§ Raw data
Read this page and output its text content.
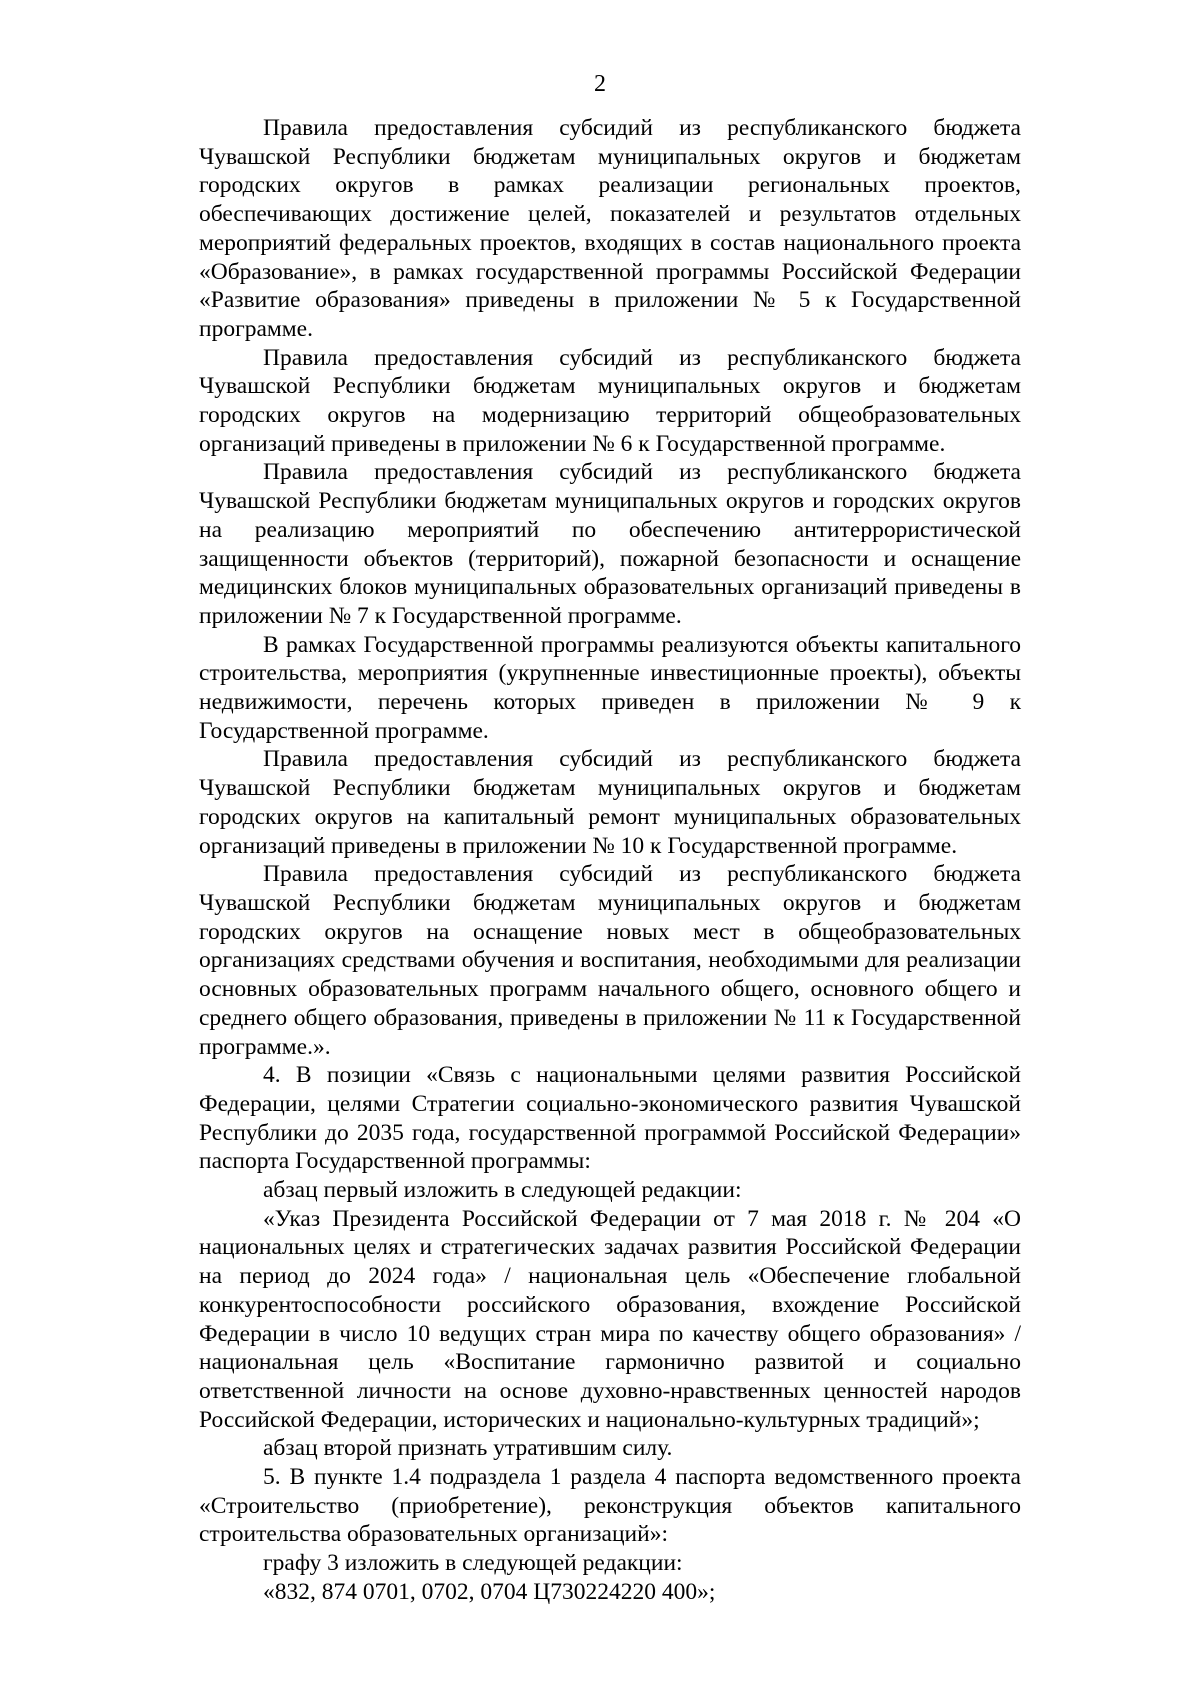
2

Правила предоставления субсидий из республиканского бюджета Чувашской Республики бюджетам муниципальных округов и бюджетам городских округов в рамках реализации региональных проектов, обеспечивающих достижение целей, показателей и результатов отдельных мероприятий федеральных проектов, входящих в состав национального проекта «Образование», в рамках государственной программы Российской Федерации «Развитие образования» приведены в приложении № 5 к Государственной программе.

Правила предоставления субсидий из республиканского бюджета Чувашской Республики бюджетам муниципальных округов и бюджетам городских округов на модернизацию территорий общеобразовательных организаций приведены в приложении № 6 к Государственной программе.

Правила предоставления субсидий из республиканского бюджета Чувашской Республики бюджетам муниципальных округов и городских округов на реализацию мероприятий по обеспечению антитеррористической защищенности объектов (территорий), пожарной безопасности и оснащение медицинских блоков муниципальных образовательных организаций приведены в приложении № 7 к Государственной программе.

В рамках Государственной программы реализуются объекты капитального строительства, мероприятия (укрупненные инвестиционные проекты), объекты недвижимости, перечень которых приведен в приложении № 9 к Государственной программе.

Правила предоставления субсидий из республиканского бюджета Чувашской Республики бюджетам муниципальных округов и бюджетам городских округов на капитальный ремонт муниципальных образовательных организаций приведены в приложении № 10 к Государственной программе.

Правила предоставления субсидий из республиканского бюджета Чувашской Республики бюджетам муниципальных округов и бюджетам городских округов на оснащение новых мест в общеобразовательных организациях средствами обучения и воспитания, необходимыми для реализации основных образовательных программ начального общего, основного общего и среднего общего образования, приведены в приложении № 11 к Государственной программе.».

4. В позиции «Связь с национальными целями развития Российской Федерации, целями Стратегии социально-экономического развития Чувашской Республики до 2035 года, государственной программой Российской Федерации» паспорта Государственной программы:

абзац первый изложить в следующей редакции:

«Указ Президента Российской Федерации от 7 мая 2018 г. № 204 «О национальных целях и стратегических задачах развития Российской Федерации на период до 2024 года» / национальная цель «Обеспечение глобальной конкурентоспособности российского образования, вхождение Российской Федерации в число 10 ведущих стран мира по качеству общего образования» / национальная цель «Воспитание гармонично развитой и социально ответственной личности на основе духовно-нравственных ценностей народов Российской Федерации, исторических и национально-культурных традиций»;

абзац второй признать утратившим силу.

5. В пункте 1.4 подраздела 1 раздела 4 паспорта ведомственного проекта «Строительство (приобретение), реконструкция объектов капитального строительства образовательных организаций»:

графу 3 изложить в следующей редакции:

«832, 874 0701, 0702, 0704 Ц730224220 400»;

§ Stated goal
Using the listing above, list every line in which the string "абзац" occurs.

§ Answer to the problem
абзац первый изложить в следующей редакции:
абзац второй признать утратившим силу.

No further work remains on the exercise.